» **What you have to do**
Print the full listing exactly.

» **Records for this task**
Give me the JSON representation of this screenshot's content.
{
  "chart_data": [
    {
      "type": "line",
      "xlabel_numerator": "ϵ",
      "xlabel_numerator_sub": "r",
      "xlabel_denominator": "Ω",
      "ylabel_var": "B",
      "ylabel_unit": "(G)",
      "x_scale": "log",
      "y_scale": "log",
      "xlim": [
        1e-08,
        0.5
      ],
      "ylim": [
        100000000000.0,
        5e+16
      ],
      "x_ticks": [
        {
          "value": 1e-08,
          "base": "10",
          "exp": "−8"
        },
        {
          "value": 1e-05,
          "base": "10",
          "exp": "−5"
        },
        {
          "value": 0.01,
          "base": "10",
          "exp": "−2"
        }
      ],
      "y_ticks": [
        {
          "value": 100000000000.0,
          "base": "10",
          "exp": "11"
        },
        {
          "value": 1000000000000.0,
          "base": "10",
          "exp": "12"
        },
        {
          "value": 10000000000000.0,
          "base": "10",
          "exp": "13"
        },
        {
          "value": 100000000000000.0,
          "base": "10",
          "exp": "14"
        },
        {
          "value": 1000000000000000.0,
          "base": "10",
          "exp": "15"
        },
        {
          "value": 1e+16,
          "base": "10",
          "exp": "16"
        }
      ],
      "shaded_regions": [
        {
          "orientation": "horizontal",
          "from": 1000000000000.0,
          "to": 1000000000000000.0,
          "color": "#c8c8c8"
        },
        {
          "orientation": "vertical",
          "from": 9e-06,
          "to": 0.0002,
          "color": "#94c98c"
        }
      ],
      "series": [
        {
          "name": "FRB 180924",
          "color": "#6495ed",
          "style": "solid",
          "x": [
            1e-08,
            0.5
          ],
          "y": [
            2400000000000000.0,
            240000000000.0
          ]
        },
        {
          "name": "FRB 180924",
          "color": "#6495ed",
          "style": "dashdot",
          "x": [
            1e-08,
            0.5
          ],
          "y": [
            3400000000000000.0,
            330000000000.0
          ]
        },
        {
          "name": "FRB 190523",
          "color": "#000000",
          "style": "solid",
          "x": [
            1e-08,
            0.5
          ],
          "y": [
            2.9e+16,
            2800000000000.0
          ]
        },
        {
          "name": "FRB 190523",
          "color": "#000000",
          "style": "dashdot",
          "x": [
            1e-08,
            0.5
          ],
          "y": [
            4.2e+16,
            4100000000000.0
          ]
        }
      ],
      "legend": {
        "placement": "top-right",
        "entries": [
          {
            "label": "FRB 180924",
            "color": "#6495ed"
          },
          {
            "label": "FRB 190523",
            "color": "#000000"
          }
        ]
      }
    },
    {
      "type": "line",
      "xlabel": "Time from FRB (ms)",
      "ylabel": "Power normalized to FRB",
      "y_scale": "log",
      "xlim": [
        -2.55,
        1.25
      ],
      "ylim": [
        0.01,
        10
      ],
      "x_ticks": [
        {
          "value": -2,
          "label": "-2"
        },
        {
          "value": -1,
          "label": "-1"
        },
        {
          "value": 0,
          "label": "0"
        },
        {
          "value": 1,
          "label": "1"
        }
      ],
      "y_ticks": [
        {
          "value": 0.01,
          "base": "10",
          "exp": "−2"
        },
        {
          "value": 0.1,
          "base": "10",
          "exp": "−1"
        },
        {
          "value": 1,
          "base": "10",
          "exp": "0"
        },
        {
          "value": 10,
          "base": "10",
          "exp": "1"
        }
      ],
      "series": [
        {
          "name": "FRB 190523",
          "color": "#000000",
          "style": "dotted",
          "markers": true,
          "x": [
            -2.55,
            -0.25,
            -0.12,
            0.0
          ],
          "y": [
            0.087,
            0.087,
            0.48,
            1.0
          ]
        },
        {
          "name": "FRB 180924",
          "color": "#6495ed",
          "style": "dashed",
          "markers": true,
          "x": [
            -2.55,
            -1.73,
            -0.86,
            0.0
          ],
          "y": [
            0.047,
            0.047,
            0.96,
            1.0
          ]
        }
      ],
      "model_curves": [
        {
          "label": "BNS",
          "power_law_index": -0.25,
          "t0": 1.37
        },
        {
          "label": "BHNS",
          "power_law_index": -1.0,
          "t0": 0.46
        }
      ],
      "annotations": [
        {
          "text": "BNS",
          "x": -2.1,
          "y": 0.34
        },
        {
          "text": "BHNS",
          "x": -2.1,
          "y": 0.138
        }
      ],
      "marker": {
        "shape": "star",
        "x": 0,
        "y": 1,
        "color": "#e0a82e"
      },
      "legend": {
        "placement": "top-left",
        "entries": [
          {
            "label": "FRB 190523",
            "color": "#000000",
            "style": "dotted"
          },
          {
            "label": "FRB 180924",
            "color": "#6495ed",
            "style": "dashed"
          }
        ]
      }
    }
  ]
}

» **The completed task**
Give me the JSON representation of this screenshot's content.
{
  "chart_data": [
    {
      "type": "line",
      "xlabel_numerator": "ϵ",
      "xlabel_numerator_sub": "r",
      "xlabel_denominator": "Ω",
      "ylabel_var": "B",
      "ylabel_unit": "(G)",
      "x_scale": "log",
      "y_scale": "log",
      "xlim": [
        1e-08,
        0.5
      ],
      "ylim": [
        100000000000.0,
        5e+16
      ],
      "x_ticks": [
        {
          "value": 1e-08,
          "base": "10",
          "exp": "−8"
        },
        {
          "value": 1e-05,
          "base": "10",
          "exp": "−5"
        },
        {
          "value": 0.01,
          "base": "10",
          "exp": "−2"
        }
      ],
      "y_ticks": [
        {
          "value": 100000000000.0,
          "base": "10",
          "exp": "11"
        },
        {
          "value": 1000000000000.0,
          "base": "10",
          "exp": "12"
        },
        {
          "value": 10000000000000.0,
          "base": "10",
          "exp": "13"
        },
        {
          "value": 100000000000000.0,
          "base": "10",
          "exp": "14"
        },
        {
          "value": 1000000000000000.0,
          "base": "10",
          "exp": "15"
        },
        {
          "value": 1e+16,
          "base": "10",
          "exp": "16"
        }
      ],
      "shaded_regions": [
        {
          "orientation": "horizontal",
          "from": 1000000000000.0,
          "to": 1000000000000000.0,
          "color": "#c8c8c8"
        },
        {
          "orientation": "vertical",
          "from": 9e-06,
          "to": 0.0002,
          "color": "#94c98c"
        }
      ],
      "series": [
        {
          "name": "FRB 180924",
          "color": "#6495ed",
          "style": "solid",
          "x": [
            1e-08,
            0.5
          ],
          "y": [
            2400000000000000.0,
            240000000000.0
          ]
        },
        {
          "name": "FRB 180924",
          "color": "#6495ed",
          "style": "dashdot",
          "x": [
            1e-08,
            0.5
          ],
          "y": [
            3400000000000000.0,
            330000000000.0
          ]
        },
        {
          "name": "FRB 190523",
          "color": "#000000",
          "style": "solid",
          "x": [
            1e-08,
            0.5
          ],
          "y": [
            2.9e+16,
            2800000000000.0
          ]
        },
        {
          "name": "FRB 190523",
          "color": "#000000",
          "style": "dashdot",
          "x": [
            1e-08,
            0.5
          ],
          "y": [
            4.2e+16,
            4100000000000.0
          ]
        }
      ],
      "legend": {
        "placement": "top-right",
        "entries": [
          {
            "label": "FRB 180924",
            "color": "#6495ed"
          },
          {
            "label": "FRB 190523",
            "color": "#000000"
          }
        ]
      }
    },
    {
      "type": "line",
      "xlabel": "Time from FRB (ms)",
      "ylabel": "Power normalized to FRB",
      "y_scale": "log",
      "xlim": [
        -2.55,
        1.25
      ],
      "ylim": [
        0.01,
        10
      ],
      "x_ticks": [
        {
          "value": -2,
          "label": "-2"
        },
        {
          "value": -1,
          "label": "-1"
        },
        {
          "value": 0,
          "label": "0"
        },
        {
          "value": 1,
          "label": "1"
        }
      ],
      "y_ticks": [
        {
          "value": 0.01,
          "base": "10",
          "exp": "−2"
        },
        {
          "value": 0.1,
          "base": "10",
          "exp": "−1"
        },
        {
          "value": 1,
          "base": "10",
          "exp": "0"
        },
        {
          "value": 10,
          "base": "10",
          "exp": "1"
        }
      ],
      "series": [
        {
          "name": "FRB 190523",
          "color": "#000000",
          "style": "dotted",
          "markers": true,
          "x": [
            -2.55,
            -0.25,
            -0.12,
            0.0
          ],
          "y": [
            0.087,
            0.087,
            0.48,
            1.0
          ]
        },
        {
          "name": "FRB 180924",
          "color": "#6495ed",
          "style": "dashed",
          "markers": true,
          "x": [
            -2.55,
            -1.73,
            -0.86,
            0.0
          ],
          "y": [
            0.047,
            0.047,
            0.96,
            1.0
          ]
        }
      ],
      "model_curves": [
        {
          "label": "BNS",
          "power_law_index": -0.25,
          "t0": 1.37
        },
        {
          "label": "BHNS",
          "power_law_index": -1.0,
          "t0": 0.46
        }
      ],
      "annotations": [
        {
          "text": "BNS",
          "x": -2.1,
          "y": 0.34
        },
        {
          "text": "BHNS",
          "x": -2.1,
          "y": 0.138
        }
      ],
      "marker": {
        "shape": "star",
        "x": 0,
        "y": 1,
        "color": "#e0a82e"
      },
      "legend": {
        "placement": "top-left",
        "entries": [
          {
            "label": "FRB 190523",
            "color": "#000000",
            "style": "dotted"
          },
          {
            "label": "FRB 180924",
            "color": "#6495ed",
            "style": "dashed"
          }
        ]
      }
    }
  ]
}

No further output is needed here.